● PROMPT: Can you quote the lines below exactly, starting at the line with "What data populates" and going through the last one?

==== GIVEN ENTRIES ====

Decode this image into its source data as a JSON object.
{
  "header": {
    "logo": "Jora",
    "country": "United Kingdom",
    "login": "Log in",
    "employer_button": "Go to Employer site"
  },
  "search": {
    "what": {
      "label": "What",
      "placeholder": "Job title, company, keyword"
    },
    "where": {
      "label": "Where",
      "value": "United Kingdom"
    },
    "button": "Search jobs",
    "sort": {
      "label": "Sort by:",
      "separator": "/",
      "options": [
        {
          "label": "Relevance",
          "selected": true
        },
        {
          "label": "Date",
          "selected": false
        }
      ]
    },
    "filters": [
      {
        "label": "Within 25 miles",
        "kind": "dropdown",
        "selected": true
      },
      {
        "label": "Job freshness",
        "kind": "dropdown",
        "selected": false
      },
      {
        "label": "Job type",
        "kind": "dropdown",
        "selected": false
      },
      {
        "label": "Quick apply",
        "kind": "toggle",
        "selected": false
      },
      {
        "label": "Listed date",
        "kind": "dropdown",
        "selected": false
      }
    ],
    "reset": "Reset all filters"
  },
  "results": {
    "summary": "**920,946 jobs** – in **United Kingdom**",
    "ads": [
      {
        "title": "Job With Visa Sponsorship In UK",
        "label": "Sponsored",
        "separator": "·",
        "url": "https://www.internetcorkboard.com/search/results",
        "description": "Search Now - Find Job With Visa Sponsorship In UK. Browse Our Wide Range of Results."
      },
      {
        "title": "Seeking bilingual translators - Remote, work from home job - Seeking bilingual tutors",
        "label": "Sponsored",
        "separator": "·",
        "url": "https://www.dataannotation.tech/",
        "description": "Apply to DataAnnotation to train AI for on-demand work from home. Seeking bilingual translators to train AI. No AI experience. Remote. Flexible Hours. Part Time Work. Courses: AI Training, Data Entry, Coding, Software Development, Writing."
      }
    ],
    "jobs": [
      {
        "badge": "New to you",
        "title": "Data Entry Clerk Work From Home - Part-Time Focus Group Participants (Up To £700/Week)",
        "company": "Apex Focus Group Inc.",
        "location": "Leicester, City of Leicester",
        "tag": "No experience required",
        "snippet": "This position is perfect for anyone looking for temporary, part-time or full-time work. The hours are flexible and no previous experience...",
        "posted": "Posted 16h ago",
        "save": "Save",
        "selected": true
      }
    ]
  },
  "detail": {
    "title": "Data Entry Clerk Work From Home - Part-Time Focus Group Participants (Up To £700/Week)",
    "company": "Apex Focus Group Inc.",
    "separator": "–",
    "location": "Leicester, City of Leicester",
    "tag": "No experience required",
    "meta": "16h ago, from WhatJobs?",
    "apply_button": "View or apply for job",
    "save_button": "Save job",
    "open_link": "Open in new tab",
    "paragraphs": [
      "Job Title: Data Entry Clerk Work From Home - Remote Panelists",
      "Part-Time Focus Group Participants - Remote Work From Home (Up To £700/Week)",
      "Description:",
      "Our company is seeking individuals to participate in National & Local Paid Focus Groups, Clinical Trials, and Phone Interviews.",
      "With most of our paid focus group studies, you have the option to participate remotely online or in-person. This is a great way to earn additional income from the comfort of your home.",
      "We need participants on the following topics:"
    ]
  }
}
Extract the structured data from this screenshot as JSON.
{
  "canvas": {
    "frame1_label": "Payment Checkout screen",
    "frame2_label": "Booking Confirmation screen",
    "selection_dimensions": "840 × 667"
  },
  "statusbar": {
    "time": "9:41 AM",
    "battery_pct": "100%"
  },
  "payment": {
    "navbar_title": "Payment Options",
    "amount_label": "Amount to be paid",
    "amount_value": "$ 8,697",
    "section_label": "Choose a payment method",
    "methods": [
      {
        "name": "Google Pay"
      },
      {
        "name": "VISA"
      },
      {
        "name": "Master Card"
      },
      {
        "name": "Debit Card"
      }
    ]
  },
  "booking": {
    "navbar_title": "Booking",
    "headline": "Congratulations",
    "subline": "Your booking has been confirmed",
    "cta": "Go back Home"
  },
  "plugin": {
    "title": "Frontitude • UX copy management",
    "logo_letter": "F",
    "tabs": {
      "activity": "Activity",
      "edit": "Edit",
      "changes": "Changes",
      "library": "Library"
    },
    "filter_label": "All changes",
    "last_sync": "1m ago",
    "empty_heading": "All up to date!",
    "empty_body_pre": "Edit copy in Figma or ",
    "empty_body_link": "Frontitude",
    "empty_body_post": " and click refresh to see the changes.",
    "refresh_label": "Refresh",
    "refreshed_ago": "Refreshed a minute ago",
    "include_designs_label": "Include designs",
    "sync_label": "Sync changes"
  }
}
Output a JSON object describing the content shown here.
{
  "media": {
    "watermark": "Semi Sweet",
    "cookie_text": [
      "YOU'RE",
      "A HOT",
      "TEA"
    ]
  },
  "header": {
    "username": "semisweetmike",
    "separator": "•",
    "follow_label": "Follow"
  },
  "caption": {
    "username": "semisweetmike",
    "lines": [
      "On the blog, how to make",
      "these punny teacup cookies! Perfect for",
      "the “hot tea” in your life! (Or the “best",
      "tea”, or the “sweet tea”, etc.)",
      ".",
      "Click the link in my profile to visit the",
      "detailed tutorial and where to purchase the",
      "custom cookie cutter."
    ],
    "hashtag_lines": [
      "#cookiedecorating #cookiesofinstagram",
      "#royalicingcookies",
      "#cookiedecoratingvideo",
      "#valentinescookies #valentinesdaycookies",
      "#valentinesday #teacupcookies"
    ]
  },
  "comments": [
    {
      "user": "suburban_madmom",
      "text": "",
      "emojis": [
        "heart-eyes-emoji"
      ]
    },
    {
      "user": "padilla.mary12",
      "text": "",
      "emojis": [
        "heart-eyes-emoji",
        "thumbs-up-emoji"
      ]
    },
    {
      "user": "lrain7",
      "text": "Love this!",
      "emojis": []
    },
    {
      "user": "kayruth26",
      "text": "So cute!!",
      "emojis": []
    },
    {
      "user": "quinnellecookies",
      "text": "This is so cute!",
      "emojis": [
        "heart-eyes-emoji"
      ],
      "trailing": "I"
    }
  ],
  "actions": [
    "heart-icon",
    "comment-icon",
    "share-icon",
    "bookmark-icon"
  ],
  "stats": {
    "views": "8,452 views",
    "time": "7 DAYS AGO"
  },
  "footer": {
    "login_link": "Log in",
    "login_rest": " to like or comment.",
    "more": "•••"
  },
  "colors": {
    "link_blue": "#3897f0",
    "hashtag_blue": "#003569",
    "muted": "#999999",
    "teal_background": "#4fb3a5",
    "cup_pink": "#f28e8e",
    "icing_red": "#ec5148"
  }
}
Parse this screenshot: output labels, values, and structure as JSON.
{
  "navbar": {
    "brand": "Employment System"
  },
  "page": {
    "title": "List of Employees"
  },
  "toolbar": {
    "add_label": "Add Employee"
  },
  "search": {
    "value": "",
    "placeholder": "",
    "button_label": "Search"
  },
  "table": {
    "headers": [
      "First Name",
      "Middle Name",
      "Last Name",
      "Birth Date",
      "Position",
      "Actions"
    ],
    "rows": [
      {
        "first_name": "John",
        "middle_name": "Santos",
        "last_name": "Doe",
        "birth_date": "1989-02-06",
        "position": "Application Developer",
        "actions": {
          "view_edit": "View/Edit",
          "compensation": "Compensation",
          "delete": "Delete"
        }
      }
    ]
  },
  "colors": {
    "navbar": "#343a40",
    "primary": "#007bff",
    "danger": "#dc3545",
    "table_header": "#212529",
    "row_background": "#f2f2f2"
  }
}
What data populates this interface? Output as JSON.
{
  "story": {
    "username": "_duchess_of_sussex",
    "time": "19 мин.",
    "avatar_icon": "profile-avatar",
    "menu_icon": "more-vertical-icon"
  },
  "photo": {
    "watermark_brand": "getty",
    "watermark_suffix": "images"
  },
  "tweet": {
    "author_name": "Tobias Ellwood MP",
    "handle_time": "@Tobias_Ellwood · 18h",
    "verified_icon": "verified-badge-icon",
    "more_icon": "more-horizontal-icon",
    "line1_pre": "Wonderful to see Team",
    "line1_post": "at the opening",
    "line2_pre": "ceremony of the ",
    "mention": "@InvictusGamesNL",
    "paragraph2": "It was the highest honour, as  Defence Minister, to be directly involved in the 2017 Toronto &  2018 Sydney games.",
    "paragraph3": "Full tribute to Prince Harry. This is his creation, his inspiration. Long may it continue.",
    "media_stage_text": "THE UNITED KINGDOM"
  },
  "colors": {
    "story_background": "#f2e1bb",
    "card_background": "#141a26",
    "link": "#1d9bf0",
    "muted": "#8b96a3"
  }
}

====

● RESULT:
What data populates this interface? Output as JSON.
{
  "story": {
    "username": "_duchess_of_sussex",
    "time": "19 мин.",
    "avatar_icon": "profile-avatar",
    "menu_icon": "more-vertical-icon"
  },
  "photo": {
    "watermark_brand": "getty",
    "watermark_suffix": "images"
  },
  "tweet": {
    "author_name": "Tobias Ellwood MP",
    "handle_time": "@Tobias_Ellwood · 18h",
    "verified_icon": "verified-badge-icon",
    "more_icon": "more-horizontal-icon",
    "line1_pre": "Wonderful to see Team",
    "line1_post": "at the opening",
    "line2_pre": "ceremony of the ",
    "mention": "@InvictusGamesNL",
    "paragraph2": "It was the highest honour, as  Defence Minister, to be directly involved in the 2017 Toronto &  2018 Sydney games.",
    "paragraph3": "Full tribute to Prince Harry. This is his creation, his inspiration. Long may it continue.",
    "media_stage_text": "THE UNITED KINGDOM"
  },
  "colors": {
    "story_background": "#f2e1bb",
    "card_background": "#141a26",
    "link": "#1d9bf0",
    "muted": "#8b96a3"
  }
}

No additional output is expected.